* _SET TASK_: Each line that holds the word "triệu" counts once; report the total and nothing else.

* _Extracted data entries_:

◆ ◆ ◆ ◆

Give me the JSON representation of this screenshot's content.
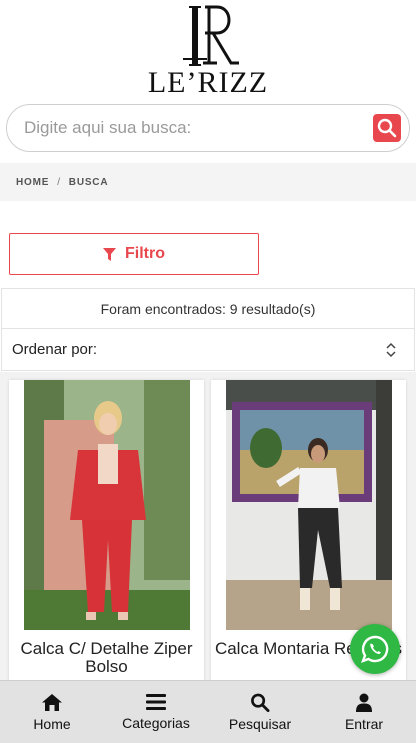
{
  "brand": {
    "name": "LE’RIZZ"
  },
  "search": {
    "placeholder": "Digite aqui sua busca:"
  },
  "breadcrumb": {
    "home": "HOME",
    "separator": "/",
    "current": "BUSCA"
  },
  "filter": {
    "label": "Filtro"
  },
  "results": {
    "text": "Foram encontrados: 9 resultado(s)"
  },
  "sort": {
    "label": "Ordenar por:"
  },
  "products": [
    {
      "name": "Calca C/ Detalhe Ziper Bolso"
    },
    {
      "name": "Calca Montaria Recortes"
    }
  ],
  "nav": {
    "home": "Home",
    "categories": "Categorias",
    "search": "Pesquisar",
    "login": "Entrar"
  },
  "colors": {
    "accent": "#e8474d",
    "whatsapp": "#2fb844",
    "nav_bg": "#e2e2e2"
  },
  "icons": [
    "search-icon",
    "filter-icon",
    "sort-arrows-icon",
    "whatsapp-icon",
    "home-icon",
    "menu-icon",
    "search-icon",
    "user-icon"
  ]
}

◆ ◆ ◆ ◆

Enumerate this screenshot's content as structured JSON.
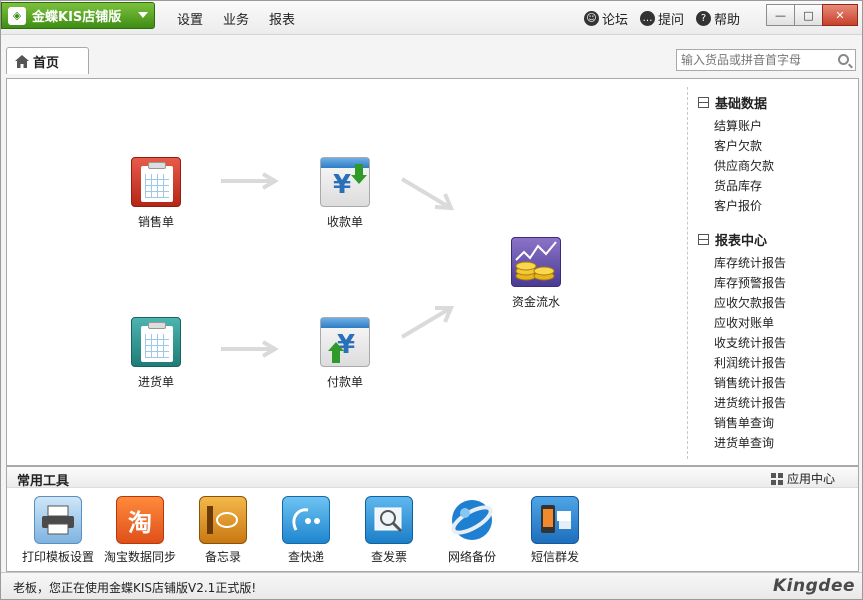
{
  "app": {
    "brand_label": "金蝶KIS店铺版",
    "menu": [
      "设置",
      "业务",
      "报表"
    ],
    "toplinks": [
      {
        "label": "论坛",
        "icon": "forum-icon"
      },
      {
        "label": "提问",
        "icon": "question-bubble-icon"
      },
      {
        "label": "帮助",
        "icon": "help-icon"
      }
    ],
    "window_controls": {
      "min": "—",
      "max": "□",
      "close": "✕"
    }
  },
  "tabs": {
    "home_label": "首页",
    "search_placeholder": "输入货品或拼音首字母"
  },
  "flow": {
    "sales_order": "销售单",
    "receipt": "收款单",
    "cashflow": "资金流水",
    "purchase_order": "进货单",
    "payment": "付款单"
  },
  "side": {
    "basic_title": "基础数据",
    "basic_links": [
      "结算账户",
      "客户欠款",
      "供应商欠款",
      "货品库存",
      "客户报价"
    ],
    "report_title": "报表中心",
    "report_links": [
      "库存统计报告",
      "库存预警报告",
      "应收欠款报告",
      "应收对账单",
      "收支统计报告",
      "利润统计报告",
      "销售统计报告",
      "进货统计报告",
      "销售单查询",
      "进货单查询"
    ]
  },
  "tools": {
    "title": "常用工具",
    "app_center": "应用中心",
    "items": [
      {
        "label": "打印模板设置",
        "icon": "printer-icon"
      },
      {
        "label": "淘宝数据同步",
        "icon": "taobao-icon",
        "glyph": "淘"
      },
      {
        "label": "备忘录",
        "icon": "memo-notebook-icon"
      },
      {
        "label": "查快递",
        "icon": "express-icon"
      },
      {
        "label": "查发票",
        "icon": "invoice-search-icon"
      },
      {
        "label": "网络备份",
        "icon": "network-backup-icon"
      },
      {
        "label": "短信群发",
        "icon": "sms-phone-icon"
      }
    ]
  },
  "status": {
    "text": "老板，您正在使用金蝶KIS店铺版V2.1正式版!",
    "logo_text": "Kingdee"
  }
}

◆ ◆ ◆ ◆

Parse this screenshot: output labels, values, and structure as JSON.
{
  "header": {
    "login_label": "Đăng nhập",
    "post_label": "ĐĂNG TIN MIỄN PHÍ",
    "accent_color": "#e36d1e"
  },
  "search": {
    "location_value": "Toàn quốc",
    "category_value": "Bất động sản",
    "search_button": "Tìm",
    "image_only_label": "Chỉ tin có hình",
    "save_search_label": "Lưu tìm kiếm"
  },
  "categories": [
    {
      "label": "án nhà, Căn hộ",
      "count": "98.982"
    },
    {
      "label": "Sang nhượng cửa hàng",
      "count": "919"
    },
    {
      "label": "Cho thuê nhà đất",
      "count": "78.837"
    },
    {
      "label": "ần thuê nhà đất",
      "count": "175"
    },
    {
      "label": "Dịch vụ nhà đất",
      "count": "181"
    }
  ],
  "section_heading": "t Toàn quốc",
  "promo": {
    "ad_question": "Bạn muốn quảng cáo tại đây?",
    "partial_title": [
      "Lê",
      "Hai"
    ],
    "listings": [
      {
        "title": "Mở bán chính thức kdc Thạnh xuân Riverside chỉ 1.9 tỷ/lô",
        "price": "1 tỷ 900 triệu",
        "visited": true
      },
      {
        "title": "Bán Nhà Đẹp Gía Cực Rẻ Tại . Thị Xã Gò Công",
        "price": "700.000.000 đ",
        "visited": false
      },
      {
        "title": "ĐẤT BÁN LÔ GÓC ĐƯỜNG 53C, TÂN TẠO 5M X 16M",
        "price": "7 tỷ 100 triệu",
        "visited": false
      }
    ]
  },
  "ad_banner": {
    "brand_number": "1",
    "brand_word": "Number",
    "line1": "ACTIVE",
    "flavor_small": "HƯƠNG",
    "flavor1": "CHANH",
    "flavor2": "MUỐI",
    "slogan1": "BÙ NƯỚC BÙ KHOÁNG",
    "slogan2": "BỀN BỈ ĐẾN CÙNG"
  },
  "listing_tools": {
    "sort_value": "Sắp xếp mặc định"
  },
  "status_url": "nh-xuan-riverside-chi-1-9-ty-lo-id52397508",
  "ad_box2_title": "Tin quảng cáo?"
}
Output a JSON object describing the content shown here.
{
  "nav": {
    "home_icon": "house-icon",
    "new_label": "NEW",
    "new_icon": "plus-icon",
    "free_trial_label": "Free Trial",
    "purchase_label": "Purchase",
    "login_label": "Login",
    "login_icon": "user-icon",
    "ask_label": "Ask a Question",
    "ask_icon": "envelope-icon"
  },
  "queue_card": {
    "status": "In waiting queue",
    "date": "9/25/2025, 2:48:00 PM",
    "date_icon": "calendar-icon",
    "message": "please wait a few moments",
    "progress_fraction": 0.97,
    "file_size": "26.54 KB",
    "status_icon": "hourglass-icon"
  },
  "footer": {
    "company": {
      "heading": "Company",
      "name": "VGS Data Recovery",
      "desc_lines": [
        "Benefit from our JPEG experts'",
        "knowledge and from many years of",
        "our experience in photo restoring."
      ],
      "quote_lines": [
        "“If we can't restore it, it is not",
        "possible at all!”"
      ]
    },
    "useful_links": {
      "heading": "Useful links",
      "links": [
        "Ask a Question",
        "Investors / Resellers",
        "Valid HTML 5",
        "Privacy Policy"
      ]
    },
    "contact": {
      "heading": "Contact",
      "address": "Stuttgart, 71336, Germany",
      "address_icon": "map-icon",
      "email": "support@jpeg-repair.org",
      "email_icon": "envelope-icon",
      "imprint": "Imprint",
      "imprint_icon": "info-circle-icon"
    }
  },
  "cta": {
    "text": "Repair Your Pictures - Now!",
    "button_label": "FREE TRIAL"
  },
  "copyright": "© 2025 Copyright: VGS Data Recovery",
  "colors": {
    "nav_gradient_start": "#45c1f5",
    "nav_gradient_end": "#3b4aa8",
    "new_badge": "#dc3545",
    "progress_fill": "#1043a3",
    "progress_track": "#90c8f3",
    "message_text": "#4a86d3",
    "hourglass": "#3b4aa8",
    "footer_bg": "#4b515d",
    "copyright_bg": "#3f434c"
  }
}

◆ ◆ ◆ ◆

* _EXERCISE RESULT_: 2